─── Task input

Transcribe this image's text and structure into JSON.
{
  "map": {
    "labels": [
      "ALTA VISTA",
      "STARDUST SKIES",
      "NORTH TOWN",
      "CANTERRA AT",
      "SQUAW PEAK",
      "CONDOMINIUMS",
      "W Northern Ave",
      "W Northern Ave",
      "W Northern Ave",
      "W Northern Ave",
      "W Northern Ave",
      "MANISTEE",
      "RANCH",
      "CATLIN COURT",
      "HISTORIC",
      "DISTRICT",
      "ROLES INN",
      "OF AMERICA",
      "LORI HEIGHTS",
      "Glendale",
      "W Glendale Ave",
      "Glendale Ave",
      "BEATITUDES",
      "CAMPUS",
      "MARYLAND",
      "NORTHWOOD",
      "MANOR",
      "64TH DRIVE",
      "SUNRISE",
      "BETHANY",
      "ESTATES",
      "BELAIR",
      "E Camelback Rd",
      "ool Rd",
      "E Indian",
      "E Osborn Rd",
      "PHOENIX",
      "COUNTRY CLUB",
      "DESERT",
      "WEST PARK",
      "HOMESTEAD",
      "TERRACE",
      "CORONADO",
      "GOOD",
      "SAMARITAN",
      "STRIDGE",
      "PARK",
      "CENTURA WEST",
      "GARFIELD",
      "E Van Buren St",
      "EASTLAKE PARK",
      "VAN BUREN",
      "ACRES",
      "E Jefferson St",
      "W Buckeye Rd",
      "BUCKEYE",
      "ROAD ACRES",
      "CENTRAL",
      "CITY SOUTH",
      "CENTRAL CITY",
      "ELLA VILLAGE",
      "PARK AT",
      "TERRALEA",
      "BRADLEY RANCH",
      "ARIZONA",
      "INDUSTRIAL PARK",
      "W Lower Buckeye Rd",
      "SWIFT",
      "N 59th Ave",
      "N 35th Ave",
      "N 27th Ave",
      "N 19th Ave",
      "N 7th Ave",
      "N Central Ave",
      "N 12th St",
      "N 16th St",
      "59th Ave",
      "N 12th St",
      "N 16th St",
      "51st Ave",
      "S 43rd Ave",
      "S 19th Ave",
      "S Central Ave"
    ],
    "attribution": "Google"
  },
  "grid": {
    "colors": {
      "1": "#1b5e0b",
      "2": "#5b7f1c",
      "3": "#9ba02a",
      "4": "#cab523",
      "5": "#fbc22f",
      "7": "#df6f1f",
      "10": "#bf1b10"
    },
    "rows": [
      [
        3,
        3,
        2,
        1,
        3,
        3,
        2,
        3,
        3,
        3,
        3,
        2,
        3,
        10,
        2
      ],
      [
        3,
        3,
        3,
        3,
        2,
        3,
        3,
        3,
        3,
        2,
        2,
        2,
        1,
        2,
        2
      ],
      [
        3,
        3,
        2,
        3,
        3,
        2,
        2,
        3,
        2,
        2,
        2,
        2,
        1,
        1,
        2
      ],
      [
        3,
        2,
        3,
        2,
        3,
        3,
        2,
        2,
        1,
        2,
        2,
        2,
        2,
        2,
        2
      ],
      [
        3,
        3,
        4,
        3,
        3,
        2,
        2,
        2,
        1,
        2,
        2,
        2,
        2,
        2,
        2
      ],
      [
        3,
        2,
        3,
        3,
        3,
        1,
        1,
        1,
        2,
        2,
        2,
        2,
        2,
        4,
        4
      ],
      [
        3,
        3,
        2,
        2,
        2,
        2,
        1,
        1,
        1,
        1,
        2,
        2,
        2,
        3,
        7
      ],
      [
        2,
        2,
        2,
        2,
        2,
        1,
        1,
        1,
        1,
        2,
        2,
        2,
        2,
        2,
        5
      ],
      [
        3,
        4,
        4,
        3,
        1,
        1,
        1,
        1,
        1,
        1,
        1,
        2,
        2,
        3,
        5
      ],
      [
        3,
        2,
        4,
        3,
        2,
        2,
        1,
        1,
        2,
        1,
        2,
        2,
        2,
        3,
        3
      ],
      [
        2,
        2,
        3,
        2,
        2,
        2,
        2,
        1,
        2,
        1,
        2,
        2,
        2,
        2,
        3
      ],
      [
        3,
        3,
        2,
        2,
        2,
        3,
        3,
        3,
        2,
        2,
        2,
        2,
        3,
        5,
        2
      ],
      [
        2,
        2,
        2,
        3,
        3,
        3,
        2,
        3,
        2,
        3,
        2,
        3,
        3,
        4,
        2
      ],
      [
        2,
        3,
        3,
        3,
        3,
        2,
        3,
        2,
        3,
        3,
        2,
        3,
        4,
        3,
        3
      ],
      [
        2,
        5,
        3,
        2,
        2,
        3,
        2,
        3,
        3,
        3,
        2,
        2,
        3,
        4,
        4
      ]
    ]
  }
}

──────

▶ [Aim]:
Repeat every record exactly as written, please.

▶ [Answer to the task]:
Transcribe this image's text and structure into JSON.
{
  "map": {
    "labels": [
      "ALTA VISTA",
      "STARDUST SKIES",
      "NORTH TOWN",
      "CANTERRA AT",
      "SQUAW PEAK",
      "CONDOMINIUMS",
      "W Northern Ave",
      "W Northern Ave",
      "W Northern Ave",
      "W Northern Ave",
      "W Northern Ave",
      "MANISTEE",
      "RANCH",
      "CATLIN COURT",
      "HISTORIC",
      "DISTRICT",
      "ROLES INN",
      "OF AMERICA",
      "LORI HEIGHTS",
      "Glendale",
      "W Glendale Ave",
      "Glendale Ave",
      "BEATITUDES",
      "CAMPUS",
      "MARYLAND",
      "NORTHWOOD",
      "MANOR",
      "64TH DRIVE",
      "SUNRISE",
      "BETHANY",
      "ESTATES",
      "BELAIR",
      "E Camelback Rd",
      "ool Rd",
      "E Indian",
      "E Osborn Rd",
      "PHOENIX",
      "COUNTRY CLUB",
      "DESERT",
      "WEST PARK",
      "HOMESTEAD",
      "TERRACE",
      "CORONADO",
      "GOOD",
      "SAMARITAN",
      "STRIDGE",
      "PARK",
      "CENTURA WEST",
      "GARFIELD",
      "E Van Buren St",
      "EASTLAKE PARK",
      "VAN BUREN",
      "ACRES",
      "E Jefferson St",
      "W Buckeye Rd",
      "BUCKEYE",
      "ROAD ACRES",
      "CENTRAL",
      "CITY SOUTH",
      "CENTRAL CITY",
      "ELLA VILLAGE",
      "PARK AT",
      "TERRALEA",
      "BRADLEY RANCH",
      "ARIZONA",
      "INDUSTRIAL PARK",
      "W Lower Buckeye Rd",
      "SWIFT",
      "N 59th Ave",
      "N 35th Ave",
      "N 27th Ave",
      "N 19th Ave",
      "N 7th Ave",
      "N Central Ave",
      "N 12th St",
      "N 16th St",
      "59th Ave",
      "N 12th St",
      "N 16th St",
      "51st Ave",
      "S 43rd Ave",
      "S 19th Ave",
      "S Central Ave"
    ],
    "attribution": "Google"
  },
  "grid": {
    "colors": {
      "1": "#1b5e0b",
      "2": "#5b7f1c",
      "3": "#9ba02a",
      "4": "#cab523",
      "5": "#fbc22f",
      "7": "#df6f1f",
      "10": "#bf1b10"
    },
    "rows": [
      [
        3,
        3,
        2,
        1,
        3,
        3,
        2,
        3,
        3,
        3,
        3,
        2,
        3,
        10,
        2
      ],
      [
        3,
        3,
        3,
        3,
        2,
        3,
        3,
        3,
        3,
        2,
        2,
        2,
        1,
        2,
        2
      ],
      [
        3,
        3,
        2,
        3,
        3,
        2,
        2,
        3,
        2,
        2,
        2,
        2,
        1,
        1,
        2
      ],
      [
        3,
        2,
        3,
        2,
        3,
        3,
        2,
        2,
        1,
        2,
        2,
        2,
        2,
        2,
        2
      ],
      [
        3,
        3,
        4,
        3,
        3,
        2,
        2,
        2,
        1,
        2,
        2,
        2,
        2,
        2,
        2
      ],
      [
        3,
        2,
        3,
        3,
        3,
        1,
        1,
        1,
        2,
        2,
        2,
        2,
        2,
        4,
        4
      ],
      [
        3,
        3,
        2,
        2,
        2,
        2,
        1,
        1,
        1,
        1,
        2,
        2,
        2,
        3,
        7
      ],
      [
        2,
        2,
        2,
        2,
        2,
        1,
        1,
        1,
        1,
        2,
        2,
        2,
        2,
        2,
        5
      ],
      [
        3,
        4,
        4,
        3,
        1,
        1,
        1,
        1,
        1,
        1,
        1,
        2,
        2,
        3,
        5
      ],
      [
        3,
        2,
        4,
        3,
        2,
        2,
        1,
        1,
        2,
        1,
        2,
        2,
        2,
        3,
        3
      ],
      [
        2,
        2,
        3,
        2,
        2,
        2,
        2,
        1,
        2,
        1,
        2,
        2,
        2,
        2,
        3
      ],
      [
        3,
        3,
        2,
        2,
        2,
        3,
        3,
        3,
        2,
        2,
        2,
        2,
        3,
        5,
        2
      ],
      [
        2,
        2,
        2,
        3,
        3,
        3,
        2,
        3,
        2,
        3,
        2,
        3,
        3,
        4,
        2
      ],
      [
        2,
        3,
        3,
        3,
        3,
        2,
        3,
        2,
        3,
        3,
        2,
        3,
        4,
        3,
        3
      ],
      [
        2,
        5,
        3,
        2,
        2,
        3,
        2,
        3,
        3,
        3,
        2,
        2,
        3,
        4,
        4
      ]
    ]
  }
}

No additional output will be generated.